_GIVEN REQUEST_. Write the number of lines holding the word "Ziyodova", and nothing else.

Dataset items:

▽

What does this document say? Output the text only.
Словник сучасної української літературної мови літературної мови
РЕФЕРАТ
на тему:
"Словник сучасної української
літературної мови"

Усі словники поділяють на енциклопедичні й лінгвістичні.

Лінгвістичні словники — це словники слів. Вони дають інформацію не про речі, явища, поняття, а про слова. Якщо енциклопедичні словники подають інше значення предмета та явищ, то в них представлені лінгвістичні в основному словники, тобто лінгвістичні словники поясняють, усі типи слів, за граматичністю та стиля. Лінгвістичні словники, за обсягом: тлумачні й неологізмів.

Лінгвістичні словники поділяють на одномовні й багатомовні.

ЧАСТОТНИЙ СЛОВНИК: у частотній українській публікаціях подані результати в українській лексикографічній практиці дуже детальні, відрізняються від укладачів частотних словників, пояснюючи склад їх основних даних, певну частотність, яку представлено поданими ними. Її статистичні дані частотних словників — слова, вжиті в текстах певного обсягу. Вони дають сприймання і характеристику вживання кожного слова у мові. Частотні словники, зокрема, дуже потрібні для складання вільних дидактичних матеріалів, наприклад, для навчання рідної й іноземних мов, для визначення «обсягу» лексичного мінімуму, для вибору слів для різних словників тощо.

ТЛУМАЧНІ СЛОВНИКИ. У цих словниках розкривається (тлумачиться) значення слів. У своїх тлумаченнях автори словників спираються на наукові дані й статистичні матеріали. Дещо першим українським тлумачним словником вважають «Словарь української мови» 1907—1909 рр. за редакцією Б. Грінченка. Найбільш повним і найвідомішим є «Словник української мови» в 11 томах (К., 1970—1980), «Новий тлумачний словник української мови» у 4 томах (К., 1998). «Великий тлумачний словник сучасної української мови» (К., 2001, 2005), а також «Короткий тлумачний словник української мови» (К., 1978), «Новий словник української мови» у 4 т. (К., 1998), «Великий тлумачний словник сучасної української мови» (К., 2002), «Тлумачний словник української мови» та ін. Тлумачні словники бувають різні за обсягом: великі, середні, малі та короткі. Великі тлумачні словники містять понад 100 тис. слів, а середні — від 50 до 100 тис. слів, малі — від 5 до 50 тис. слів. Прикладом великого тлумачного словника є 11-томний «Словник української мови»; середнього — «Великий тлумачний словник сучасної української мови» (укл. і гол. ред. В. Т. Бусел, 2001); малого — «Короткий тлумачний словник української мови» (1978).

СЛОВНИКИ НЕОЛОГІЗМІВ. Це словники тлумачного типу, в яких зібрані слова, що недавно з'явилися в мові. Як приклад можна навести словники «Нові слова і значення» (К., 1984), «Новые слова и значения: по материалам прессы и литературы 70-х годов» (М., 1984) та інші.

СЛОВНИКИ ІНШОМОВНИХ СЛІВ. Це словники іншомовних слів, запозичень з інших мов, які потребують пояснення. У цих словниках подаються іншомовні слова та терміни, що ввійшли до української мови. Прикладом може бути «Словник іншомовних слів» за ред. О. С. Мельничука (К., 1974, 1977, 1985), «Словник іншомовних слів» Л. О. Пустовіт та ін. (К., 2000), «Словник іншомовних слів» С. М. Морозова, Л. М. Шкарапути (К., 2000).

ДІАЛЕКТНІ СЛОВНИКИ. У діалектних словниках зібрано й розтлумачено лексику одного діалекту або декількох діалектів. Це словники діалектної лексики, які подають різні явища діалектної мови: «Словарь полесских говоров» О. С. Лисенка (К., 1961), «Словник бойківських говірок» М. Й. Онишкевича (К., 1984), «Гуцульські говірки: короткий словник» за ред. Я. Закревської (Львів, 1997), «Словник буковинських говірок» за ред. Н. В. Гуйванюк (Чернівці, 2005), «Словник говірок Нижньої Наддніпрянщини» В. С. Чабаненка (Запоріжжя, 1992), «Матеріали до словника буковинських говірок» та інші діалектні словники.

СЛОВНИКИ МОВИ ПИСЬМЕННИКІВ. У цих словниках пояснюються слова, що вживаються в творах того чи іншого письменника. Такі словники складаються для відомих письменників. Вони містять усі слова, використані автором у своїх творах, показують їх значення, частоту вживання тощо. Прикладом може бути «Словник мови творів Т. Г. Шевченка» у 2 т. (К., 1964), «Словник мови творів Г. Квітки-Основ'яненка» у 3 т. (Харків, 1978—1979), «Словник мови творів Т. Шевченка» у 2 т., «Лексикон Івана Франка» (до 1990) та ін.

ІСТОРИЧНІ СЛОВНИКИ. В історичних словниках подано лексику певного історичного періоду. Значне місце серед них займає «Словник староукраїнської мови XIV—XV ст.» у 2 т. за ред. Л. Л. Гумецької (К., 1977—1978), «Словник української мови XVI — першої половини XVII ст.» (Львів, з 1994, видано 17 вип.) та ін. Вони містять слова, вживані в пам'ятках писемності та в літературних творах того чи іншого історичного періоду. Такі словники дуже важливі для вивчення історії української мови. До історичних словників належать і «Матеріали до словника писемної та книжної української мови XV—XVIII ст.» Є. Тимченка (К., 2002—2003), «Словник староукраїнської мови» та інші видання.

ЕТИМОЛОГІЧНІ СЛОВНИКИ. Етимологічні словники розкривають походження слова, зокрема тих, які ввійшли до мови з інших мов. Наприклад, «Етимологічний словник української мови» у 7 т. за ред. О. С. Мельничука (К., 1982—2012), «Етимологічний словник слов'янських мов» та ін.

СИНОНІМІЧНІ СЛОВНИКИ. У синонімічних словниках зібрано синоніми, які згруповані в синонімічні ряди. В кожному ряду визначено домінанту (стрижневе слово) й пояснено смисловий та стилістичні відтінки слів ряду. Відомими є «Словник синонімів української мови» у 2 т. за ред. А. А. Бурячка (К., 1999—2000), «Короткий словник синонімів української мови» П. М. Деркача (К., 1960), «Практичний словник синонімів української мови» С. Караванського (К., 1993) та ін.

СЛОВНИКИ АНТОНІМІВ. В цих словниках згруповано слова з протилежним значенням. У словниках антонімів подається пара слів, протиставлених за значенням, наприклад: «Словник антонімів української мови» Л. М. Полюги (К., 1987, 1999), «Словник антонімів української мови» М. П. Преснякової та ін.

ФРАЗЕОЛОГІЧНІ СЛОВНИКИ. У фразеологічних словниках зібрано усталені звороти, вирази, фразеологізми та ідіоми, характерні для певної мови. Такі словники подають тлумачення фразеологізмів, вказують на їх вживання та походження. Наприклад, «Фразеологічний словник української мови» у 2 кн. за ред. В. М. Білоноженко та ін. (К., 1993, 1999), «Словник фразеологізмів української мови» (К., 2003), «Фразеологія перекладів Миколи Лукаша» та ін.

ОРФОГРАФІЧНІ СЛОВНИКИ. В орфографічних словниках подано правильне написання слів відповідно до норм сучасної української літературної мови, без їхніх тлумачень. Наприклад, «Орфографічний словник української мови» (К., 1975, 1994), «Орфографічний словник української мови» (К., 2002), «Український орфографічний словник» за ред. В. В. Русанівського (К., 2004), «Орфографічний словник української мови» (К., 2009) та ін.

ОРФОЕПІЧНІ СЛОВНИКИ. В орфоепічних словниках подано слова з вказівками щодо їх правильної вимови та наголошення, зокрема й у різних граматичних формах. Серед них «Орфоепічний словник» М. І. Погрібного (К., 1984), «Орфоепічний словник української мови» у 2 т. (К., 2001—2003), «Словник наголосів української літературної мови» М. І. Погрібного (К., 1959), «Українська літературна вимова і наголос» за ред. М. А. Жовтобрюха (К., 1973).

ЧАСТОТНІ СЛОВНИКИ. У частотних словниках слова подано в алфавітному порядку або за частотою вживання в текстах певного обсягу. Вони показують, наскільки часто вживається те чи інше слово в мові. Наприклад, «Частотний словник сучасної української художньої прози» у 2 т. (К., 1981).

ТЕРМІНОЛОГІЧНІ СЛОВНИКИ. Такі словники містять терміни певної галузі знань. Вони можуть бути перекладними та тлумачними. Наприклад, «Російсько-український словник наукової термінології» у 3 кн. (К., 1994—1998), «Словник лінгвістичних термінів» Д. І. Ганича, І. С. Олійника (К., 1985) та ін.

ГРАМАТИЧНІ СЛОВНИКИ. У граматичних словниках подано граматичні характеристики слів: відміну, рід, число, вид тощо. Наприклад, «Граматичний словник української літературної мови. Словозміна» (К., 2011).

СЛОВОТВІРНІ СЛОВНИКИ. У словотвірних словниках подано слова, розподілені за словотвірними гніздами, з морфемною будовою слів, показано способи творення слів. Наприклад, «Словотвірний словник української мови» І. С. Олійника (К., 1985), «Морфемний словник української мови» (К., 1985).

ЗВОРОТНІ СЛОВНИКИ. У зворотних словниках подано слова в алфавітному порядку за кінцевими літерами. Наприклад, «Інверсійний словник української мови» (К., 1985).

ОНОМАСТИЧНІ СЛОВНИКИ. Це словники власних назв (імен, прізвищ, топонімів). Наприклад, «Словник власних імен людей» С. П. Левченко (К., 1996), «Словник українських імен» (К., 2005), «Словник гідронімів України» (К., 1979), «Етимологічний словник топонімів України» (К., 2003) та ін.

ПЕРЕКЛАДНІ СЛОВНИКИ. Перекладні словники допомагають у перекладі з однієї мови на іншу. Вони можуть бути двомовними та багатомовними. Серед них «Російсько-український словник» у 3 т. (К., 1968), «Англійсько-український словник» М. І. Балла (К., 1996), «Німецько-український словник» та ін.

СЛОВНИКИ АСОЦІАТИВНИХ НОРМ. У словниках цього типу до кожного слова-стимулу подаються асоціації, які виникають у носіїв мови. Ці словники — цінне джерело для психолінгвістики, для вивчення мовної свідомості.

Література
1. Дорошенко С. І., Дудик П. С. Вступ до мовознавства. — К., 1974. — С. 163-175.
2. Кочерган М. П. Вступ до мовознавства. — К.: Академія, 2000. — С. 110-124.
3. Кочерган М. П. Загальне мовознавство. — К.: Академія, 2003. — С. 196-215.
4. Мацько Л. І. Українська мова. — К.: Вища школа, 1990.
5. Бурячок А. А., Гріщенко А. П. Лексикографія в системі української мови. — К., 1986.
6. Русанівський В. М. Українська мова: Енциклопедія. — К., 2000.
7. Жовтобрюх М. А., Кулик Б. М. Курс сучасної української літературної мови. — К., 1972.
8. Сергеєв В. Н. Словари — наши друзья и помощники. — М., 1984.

△
▽

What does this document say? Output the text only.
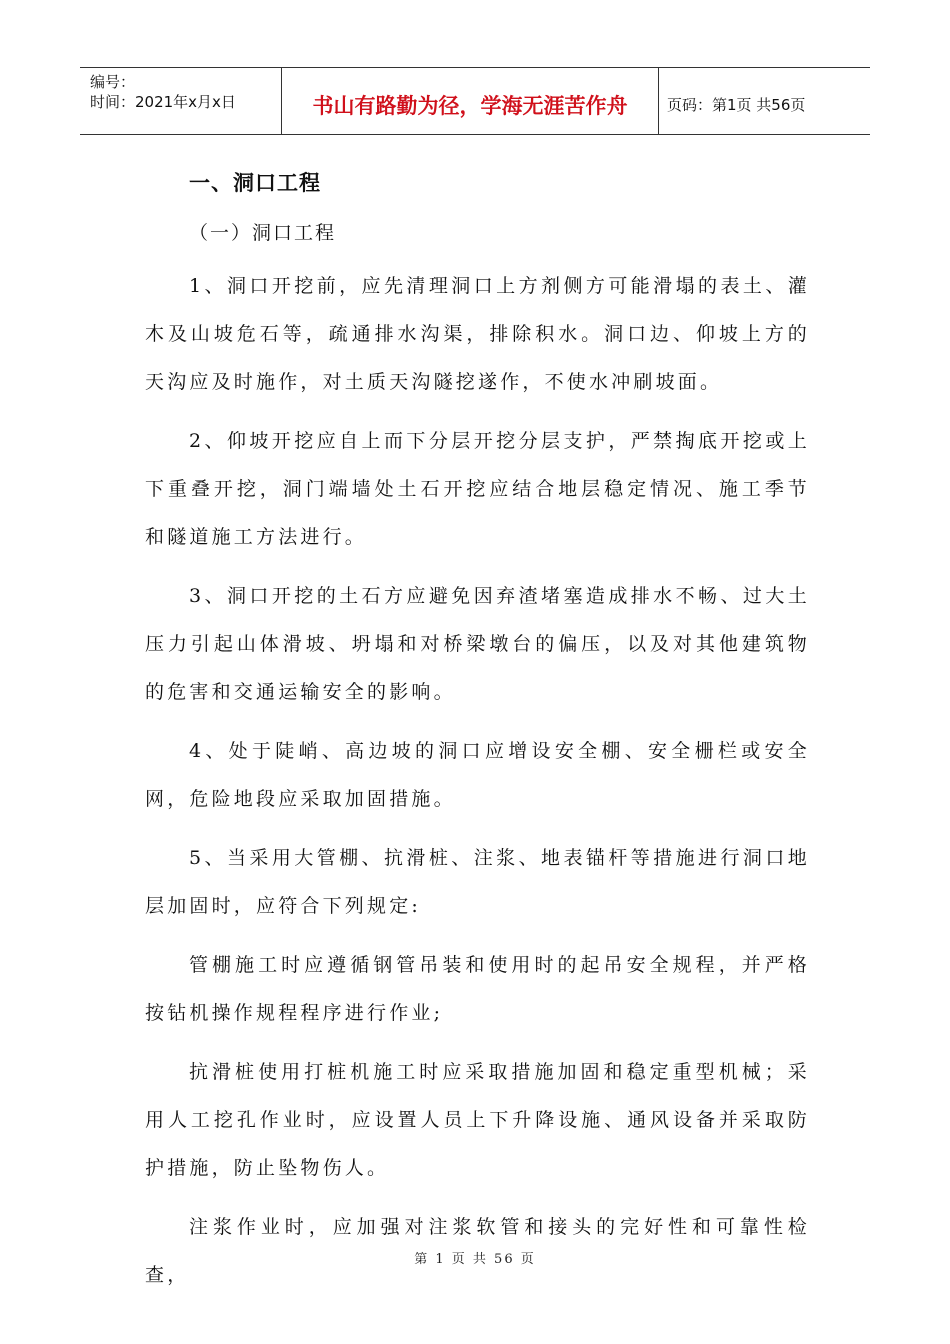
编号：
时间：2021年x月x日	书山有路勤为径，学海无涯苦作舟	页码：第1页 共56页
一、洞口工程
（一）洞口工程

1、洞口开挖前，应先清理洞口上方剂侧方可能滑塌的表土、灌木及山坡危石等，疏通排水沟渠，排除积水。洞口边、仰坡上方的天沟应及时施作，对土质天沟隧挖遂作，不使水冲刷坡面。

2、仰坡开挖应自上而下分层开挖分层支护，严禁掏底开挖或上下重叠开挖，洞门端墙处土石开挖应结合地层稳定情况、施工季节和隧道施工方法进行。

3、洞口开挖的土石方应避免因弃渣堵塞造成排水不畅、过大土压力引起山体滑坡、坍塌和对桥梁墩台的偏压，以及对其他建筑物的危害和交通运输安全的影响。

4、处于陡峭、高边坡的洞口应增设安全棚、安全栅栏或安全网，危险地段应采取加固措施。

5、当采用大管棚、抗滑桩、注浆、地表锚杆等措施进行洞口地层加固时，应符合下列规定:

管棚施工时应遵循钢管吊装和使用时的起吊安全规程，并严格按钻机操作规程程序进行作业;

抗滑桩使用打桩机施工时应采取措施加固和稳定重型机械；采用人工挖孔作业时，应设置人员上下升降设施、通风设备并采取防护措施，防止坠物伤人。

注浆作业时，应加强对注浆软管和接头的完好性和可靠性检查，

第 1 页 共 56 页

△
▽

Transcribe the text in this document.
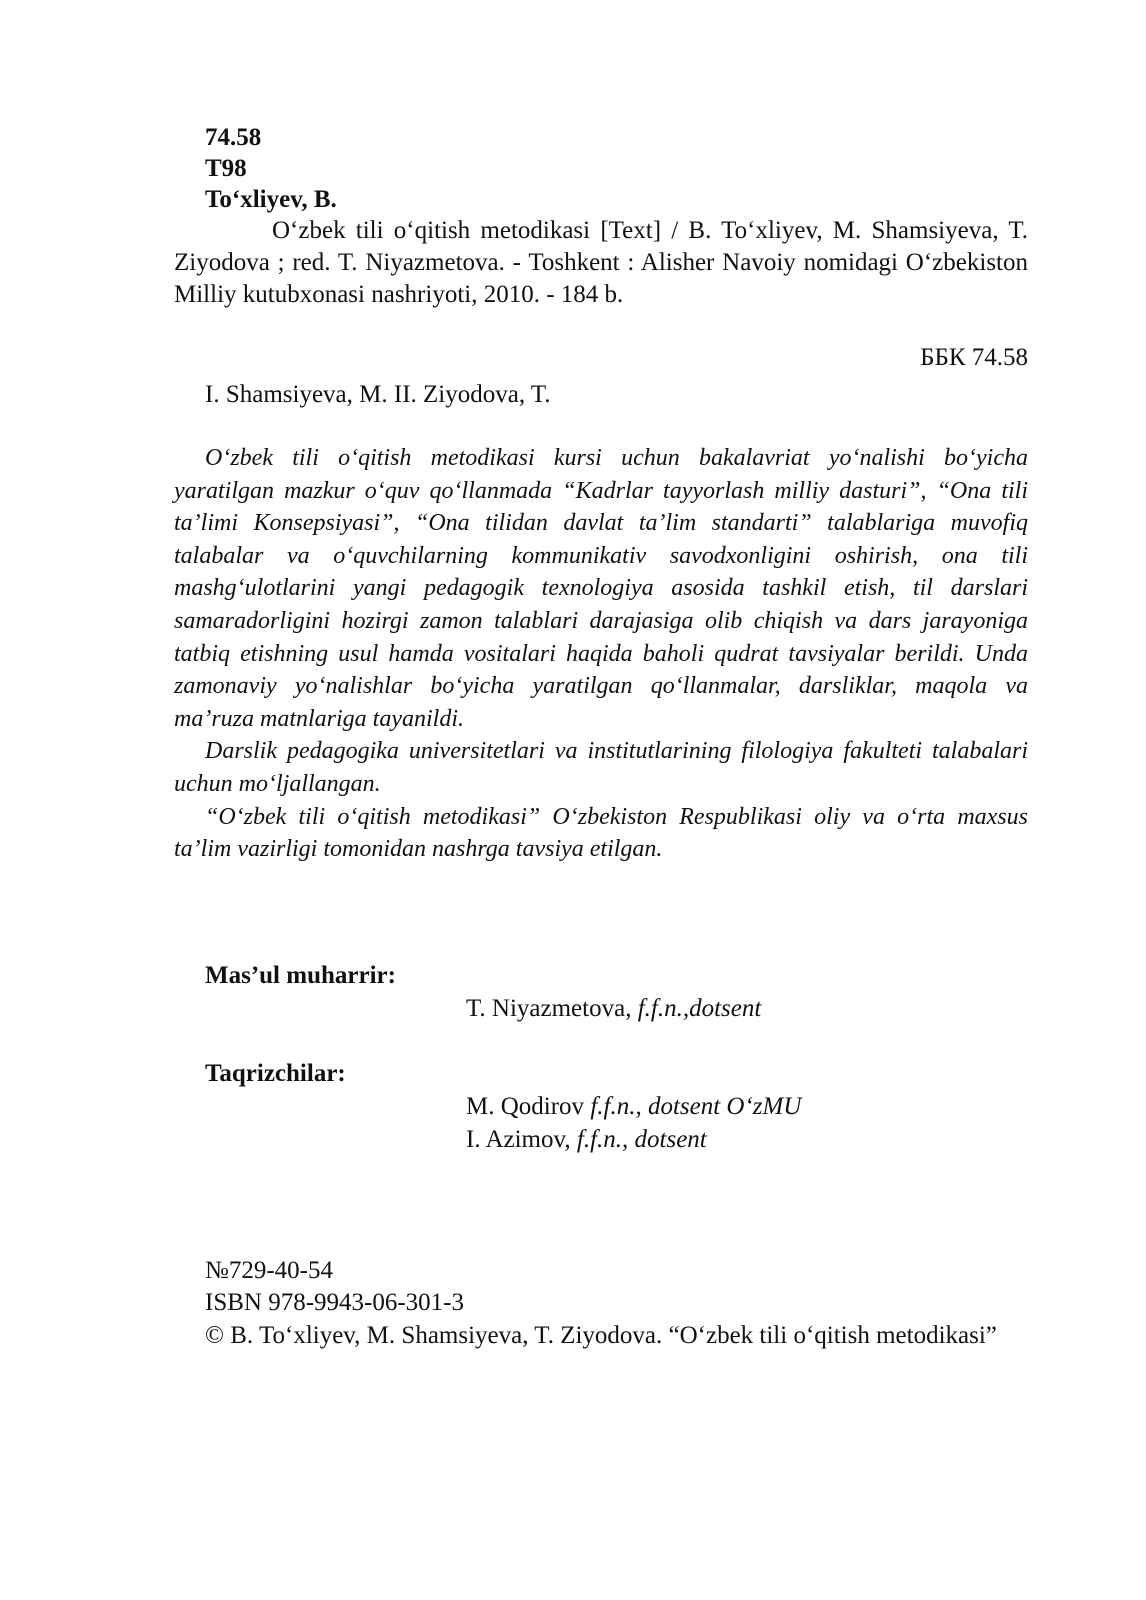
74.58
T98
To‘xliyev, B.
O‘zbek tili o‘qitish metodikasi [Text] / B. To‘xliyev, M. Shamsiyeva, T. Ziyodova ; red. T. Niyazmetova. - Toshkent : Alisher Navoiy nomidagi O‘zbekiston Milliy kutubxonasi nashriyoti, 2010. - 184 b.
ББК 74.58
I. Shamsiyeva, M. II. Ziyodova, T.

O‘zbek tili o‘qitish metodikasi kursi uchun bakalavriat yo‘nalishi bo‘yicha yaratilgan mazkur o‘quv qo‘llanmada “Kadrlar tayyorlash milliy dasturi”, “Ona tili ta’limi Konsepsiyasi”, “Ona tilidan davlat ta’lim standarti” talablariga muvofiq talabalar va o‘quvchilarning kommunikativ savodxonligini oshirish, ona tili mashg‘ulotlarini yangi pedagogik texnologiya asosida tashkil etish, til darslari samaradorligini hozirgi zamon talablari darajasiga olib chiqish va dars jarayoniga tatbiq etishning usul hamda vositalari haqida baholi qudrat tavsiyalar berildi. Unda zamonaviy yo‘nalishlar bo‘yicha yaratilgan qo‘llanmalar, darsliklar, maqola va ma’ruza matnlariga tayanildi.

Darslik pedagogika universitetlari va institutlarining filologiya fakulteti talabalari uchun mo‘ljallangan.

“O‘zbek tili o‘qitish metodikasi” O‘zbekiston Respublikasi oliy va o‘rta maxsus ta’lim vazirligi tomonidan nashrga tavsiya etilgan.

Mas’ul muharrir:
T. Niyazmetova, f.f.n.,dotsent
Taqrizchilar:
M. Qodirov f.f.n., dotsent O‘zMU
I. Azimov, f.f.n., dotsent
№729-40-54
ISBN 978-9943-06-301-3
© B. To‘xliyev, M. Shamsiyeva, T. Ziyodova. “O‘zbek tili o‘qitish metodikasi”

△

_CORRECT OUTPUT_. 3